* [Written request]: Would you transcribe the listing that follows, character for character, and omit its images?

Stored data:

_ _ _ _ _ _ _

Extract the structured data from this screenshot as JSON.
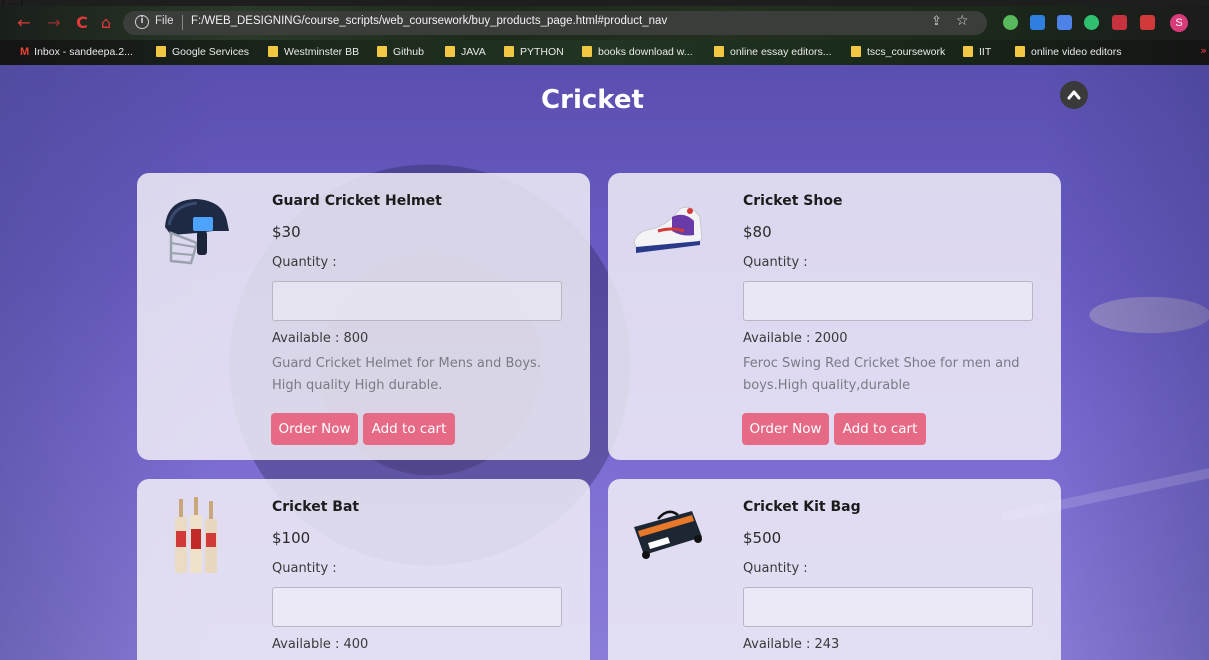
{
  "browser": {
    "fragment_label": "[ ... ]",
    "nav": {
      "back": "←",
      "forward": "→",
      "reload": "C",
      "home": "⌂"
    },
    "address": {
      "scheme_label": "File",
      "url": "F:/WEB_DESIGNING/course_scripts/web_coursework/buy_products_page.html#product_nav"
    },
    "profile_initial": "S",
    "bookmarks": [
      {
        "label": "Inbox - sandeepa.2...",
        "type": "gmail"
      },
      {
        "label": "Google Services",
        "type": "folder"
      },
      {
        "label": "Westminster BB",
        "type": "folder"
      },
      {
        "label": "Github",
        "type": "folder"
      },
      {
        "label": "JAVA",
        "type": "folder"
      },
      {
        "label": "PYTHON",
        "type": "folder"
      },
      {
        "label": "books download w...",
        "type": "folder"
      },
      {
        "label": "online essay editors...",
        "type": "folder"
      },
      {
        "label": "tscs_coursework",
        "type": "folder"
      },
      {
        "label": "IIT",
        "type": "folder"
      },
      {
        "label": "online video editors",
        "type": "folder"
      }
    ]
  },
  "page": {
    "title": "Cricket",
    "colors": {
      "accent_button": "#e66a86",
      "card_bg": "#f3f1f8",
      "overlay": "#6a5cc4"
    },
    "products": [
      {
        "name": "Guard Cricket Helmet",
        "price": "$30",
        "quantity_label": "Quantity :",
        "quantity_value": "",
        "available": "Available : 800",
        "description": "Guard Cricket Helmet for Mens and Boys. High quality High durable.",
        "order_label": "Order Now",
        "cart_label": "Add to cart",
        "image": "cricket-helmet-image"
      },
      {
        "name": "Cricket Shoe",
        "price": "$80",
        "quantity_label": "Quantity :",
        "quantity_value": "",
        "available": "Available : 2000",
        "description": "Feroc Swing Red Cricket Shoe for men and boys.High quality,durable",
        "order_label": "Order Now",
        "cart_label": "Add to cart",
        "image": "cricket-shoe-image"
      },
      {
        "name": "Cricket Bat",
        "price": "$100",
        "quantity_label": "Quantity :",
        "quantity_value": "",
        "available": "Available : 400",
        "image": "cricket-bat-image"
      },
      {
        "name": "Cricket Kit Bag",
        "price": "$500",
        "quantity_label": "Quantity :",
        "quantity_value": "",
        "available": "Available : 243",
        "image": "cricket-kit-bag-image"
      }
    ]
  }
}
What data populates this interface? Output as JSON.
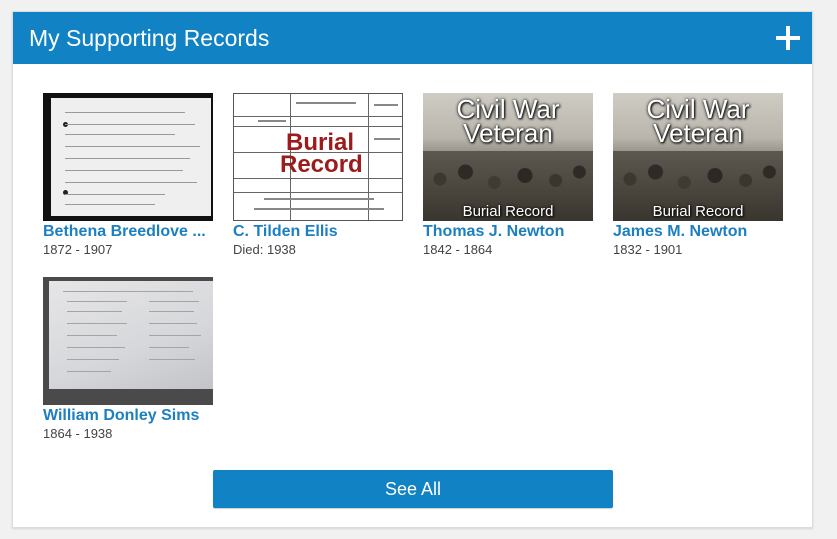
{
  "panel": {
    "title": "My Supporting Records",
    "add_icon": "plus-icon",
    "header_color": "#1182c3"
  },
  "records": [
    {
      "name": "Bethena Breedlove ...",
      "dates": "1872 - 1907",
      "thumbnail": "scanned-document"
    },
    {
      "name": "C. Tilden Ellis",
      "dates": "Died: 1938",
      "thumbnail": "burial-record-form",
      "thumb_text": "Burial Record"
    },
    {
      "name": "Thomas J. Newton",
      "dates": "1842 - 1864",
      "thumbnail": "civil-war-veteran",
      "thumb_title": "Civil War Veteran",
      "thumb_caption": "Burial Record"
    },
    {
      "name": "James M. Newton",
      "dates": "1832 - 1901",
      "thumbnail": "civil-war-veteran",
      "thumb_title": "Civil War Veteran",
      "thumb_caption": "Burial Record"
    },
    {
      "name": "William Donley Sims",
      "dates": "1864 - 1938",
      "thumbnail": "stone-plaque"
    }
  ],
  "footer": {
    "see_all_label": "See All"
  },
  "link_color": "#1c7fc0"
}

_ _ _ _ _ _ _

* [Written reply]:
Extract the structured data from this screenshot as JSON.
{
  "browser": {
    "fragment_label": "[ ... ]",
    "nav": {
      "back": "←",
      "forward": "→",
      "reload": "C",
      "home": "⌂"
    },
    "address": {
      "scheme_label": "File",
      "url": "F:/WEB_DESIGNING/course_scripts/web_coursework/buy_products_page.html#product_nav"
    },
    "profile_initial": "S",
    "bookmarks": [
      {
        "label": "Inbox - sandeepa.2...",
        "type": "gmail"
      },
      {
        "label": "Google Services",
        "type": "folder"
      },
      {
        "label": "Westminster BB",
        "type": "folder"
      },
      {
        "label": "Github",
        "type": "folder"
      },
      {
        "label": "JAVA",
        "type": "folder"
      },
      {
        "label": "PYTHON",
        "type": "folder"
      },
      {
        "label": "books download w...",
        "type": "folder"
      },
      {
        "label": "online essay editors...",
        "type": "folder"
      },
      {
        "label": "tscs_coursework",
        "type": "folder"
      },
      {
        "label": "IIT",
        "type": "folder"
      },
      {
        "label": "online video editors",
        "type": "folder"
      }
    ]
  },
  "page": {
    "title": "Cricket",
    "colors": {
      "accent_button": "#e66a86",
      "card_bg": "#f3f1f8",
      "overlay": "#6a5cc4"
    },
    "products": [
      {
        "name": "Guard Cricket Helmet",
        "price": "$30",
        "quantity_label": "Quantity :",
        "quantity_value": "",
        "available": "Available : 800",
        "description": "Guard Cricket Helmet for Mens and Boys. High quality High durable.",
        "order_label": "Order Now",
        "cart_label": "Add to cart",
        "image": "cricket-helmet-image"
      },
      {
        "name": "Cricket Shoe",
        "price": "$80",
        "quantity_label": "Quantity :",
        "quantity_value": "",
        "available": "Available : 2000",
        "description": "Feroc Swing Red Cricket Shoe for men and boys.High quality,durable",
        "order_label": "Order Now",
        "cart_label": "Add to cart",
        "image": "cricket-shoe-image"
      },
      {
        "name": "Cricket Bat",
        "price": "$100",
        "quantity_label": "Quantity :",
        "quantity_value": "",
        "available": "Available : 400",
        "image": "cricket-bat-image"
      },
      {
        "name": "Cricket Kit Bag",
        "price": "$500",
        "quantity_label": "Quantity :",
        "quantity_value": "",
        "available": "Available : 243",
        "image": "cricket-kit-bag-image"
      }
    ]
  }
}
What data populates this interface? Output as JSON.
{
  "panel": {
    "title": "My Supporting Records",
    "add_icon": "plus-icon",
    "header_color": "#1182c3"
  },
  "records": [
    {
      "name": "Bethena Breedlove ...",
      "dates": "1872 - 1907",
      "thumbnail": "scanned-document"
    },
    {
      "name": "C. Tilden Ellis",
      "dates": "Died: 1938",
      "thumbnail": "burial-record-form",
      "thumb_text": "Burial Record"
    },
    {
      "name": "Thomas J. Newton",
      "dates": "1842 - 1864",
      "thumbnail": "civil-war-veteran",
      "thumb_title": "Civil War Veteran",
      "thumb_caption": "Burial Record"
    },
    {
      "name": "James M. Newton",
      "dates": "1832 - 1901",
      "thumbnail": "civil-war-veteran",
      "thumb_title": "Civil War Veteran",
      "thumb_caption": "Burial Record"
    },
    {
      "name": "William Donley Sims",
      "dates": "1864 - 1938",
      "thumbnail": "stone-plaque"
    }
  ],
  "footer": {
    "see_all_label": "See All"
  },
  "link_color": "#1c7fc0"
}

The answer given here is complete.